• Given exercise:
Reproduce all the entries exactly.
[START]
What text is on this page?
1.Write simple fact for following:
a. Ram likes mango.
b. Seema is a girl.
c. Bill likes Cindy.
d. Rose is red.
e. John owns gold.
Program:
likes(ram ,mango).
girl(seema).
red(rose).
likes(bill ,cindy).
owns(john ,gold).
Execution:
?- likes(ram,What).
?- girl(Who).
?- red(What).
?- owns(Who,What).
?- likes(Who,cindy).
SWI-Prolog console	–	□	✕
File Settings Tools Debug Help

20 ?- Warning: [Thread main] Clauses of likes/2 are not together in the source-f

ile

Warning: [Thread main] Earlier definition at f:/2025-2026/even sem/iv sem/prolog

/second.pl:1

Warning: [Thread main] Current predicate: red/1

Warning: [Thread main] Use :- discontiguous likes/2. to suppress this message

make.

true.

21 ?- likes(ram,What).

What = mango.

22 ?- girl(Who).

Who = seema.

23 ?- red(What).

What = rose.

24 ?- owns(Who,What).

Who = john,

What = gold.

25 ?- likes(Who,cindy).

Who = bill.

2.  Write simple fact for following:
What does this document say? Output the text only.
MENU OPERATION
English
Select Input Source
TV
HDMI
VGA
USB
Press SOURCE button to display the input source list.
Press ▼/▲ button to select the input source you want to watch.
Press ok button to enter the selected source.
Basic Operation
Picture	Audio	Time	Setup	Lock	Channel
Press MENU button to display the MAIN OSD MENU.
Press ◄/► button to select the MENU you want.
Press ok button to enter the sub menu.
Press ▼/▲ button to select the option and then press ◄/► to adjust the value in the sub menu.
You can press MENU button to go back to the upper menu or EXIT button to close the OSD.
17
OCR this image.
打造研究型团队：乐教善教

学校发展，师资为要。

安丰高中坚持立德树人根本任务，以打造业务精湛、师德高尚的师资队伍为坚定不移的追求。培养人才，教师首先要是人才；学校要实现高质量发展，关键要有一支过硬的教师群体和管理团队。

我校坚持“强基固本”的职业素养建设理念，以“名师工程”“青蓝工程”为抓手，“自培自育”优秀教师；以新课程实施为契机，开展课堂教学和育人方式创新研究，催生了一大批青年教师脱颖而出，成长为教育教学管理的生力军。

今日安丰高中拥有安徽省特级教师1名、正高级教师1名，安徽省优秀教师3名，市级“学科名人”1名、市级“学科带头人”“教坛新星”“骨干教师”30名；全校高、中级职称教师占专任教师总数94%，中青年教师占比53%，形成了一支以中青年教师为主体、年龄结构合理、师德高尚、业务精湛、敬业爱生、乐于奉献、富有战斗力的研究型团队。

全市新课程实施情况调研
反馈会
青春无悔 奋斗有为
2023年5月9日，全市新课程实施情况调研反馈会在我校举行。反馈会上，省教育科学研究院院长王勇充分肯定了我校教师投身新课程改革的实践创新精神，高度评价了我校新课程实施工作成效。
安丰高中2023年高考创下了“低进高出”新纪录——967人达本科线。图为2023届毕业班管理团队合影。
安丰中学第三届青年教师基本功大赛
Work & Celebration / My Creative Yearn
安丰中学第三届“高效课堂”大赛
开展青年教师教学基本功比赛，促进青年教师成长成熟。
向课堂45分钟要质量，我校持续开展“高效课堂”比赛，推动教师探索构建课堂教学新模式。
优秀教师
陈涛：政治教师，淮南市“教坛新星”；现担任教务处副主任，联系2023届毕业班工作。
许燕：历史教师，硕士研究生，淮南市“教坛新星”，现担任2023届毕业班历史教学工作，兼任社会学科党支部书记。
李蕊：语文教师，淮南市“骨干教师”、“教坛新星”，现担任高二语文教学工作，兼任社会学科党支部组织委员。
[END]
• Solution to this task:
What text is on this page?
1.Write simple fact for following:
a. Ram likes mango.
b. Seema is a girl.
c. Bill likes Cindy.
d. Rose is red.
e. John owns gold.
Program:
likes(ram ,mango).
girl(seema).
red(rose).
likes(bill ,cindy).
owns(john ,gold).
Execution:
?- likes(ram,What).
?- girl(Who).
?- red(What).
?- owns(Who,What).
?- likes(Who,cindy).
SWI-Prolog console	–	□	✕
File Settings Tools Debug Help

20 ?- Warning: [Thread main] Clauses of likes/2 are not together in the source-f

ile

Warning: [Thread main] Earlier definition at f:/2025-2026/even sem/iv sem/prolog

/second.pl:1

Warning: [Thread main] Current predicate: red/1

Warning: [Thread main] Use :- discontiguous likes/2. to suppress this message

make.

true.

21 ?- likes(ram,What).

What = mango.

22 ?- girl(Who).

Who = seema.

23 ?- red(What).

What = rose.

24 ?- owns(Who,What).

Who = john,

What = gold.

25 ?- likes(Who,cindy).

Who = bill.

2.  Write simple fact for following:
What does this document say? Output the text only.
MENU OPERATION
English
Select Input Source
TV
HDMI
VGA
USB
Press SOURCE button to display the input source list.
Press ▼/▲ button to select the input source you want to watch.
Press ok button to enter the selected source.
Basic Operation
Picture	Audio	Time	Setup	Lock	Channel
Press MENU button to display the MAIN OSD MENU.
Press ◄/► button to select the MENU you want.
Press ok button to enter the sub menu.
Press ▼/▲ button to select the option and then press ◄/► to adjust the value in the sub menu.
You can press MENU button to go back to the upper menu or EXIT button to close the OSD.
17
OCR this image.
打造研究型团队：乐教善教

学校发展，师资为要。

安丰高中坚持立德树人根本任务，以打造业务精湛、师德高尚的师资队伍为坚定不移的追求。培养人才，教师首先要是人才；学校要实现高质量发展，关键要有一支过硬的教师群体和管理团队。

我校坚持“强基固本”的职业素养建设理念，以“名师工程”“青蓝工程”为抓手，“自培自育”优秀教师；以新课程实施为契机，开展课堂教学和育人方式创新研究，催生了一大批青年教师脱颖而出，成长为教育教学管理的生力军。

今日安丰高中拥有安徽省特级教师1名、正高级教师1名，安徽省优秀教师3名，市级“学科名人”1名、市级“学科带头人”“教坛新星”“骨干教师”30名；全校高、中级职称教师占专任教师总数94%，中青年教师占比53%，形成了一支以中青年教师为主体、年龄结构合理、师德高尚、业务精湛、敬业爱生、乐于奉献、富有战斗力的研究型团队。

全市新课程实施情况调研
反馈会
青春无悔 奋斗有为
2023年5月9日，全市新课程实施情况调研反馈会在我校举行。反馈会上，省教育科学研究院院长王勇充分肯定了我校教师投身新课程改革的实践创新精神，高度评价了我校新课程实施工作成效。
安丰高中2023年高考创下了“低进高出”新纪录——967人达本科线。图为2023届毕业班管理团队合影。
安丰中学第三届青年教师基本功大赛
Work & Celebration / My Creative Yearn
安丰中学第三届“高效课堂”大赛
开展青年教师教学基本功比赛，促进青年教师成长成熟。
向课堂45分钟要质量，我校持续开展“高效课堂”比赛，推动教师探索构建课堂教学新模式。
优秀教师
陈涛：政治教师，淮南市“教坛新星”；现担任教务处副主任，联系2023届毕业班工作。
许燕：历史教师，硕士研究生，淮南市“教坛新星”，现担任2023届毕业班历史教学工作，兼任社会学科党支部书记。
李蕊：语文教师，淮南市“骨干教师”、“教坛新星”，现担任高二语文教学工作，兼任社会学科党支部组织委员。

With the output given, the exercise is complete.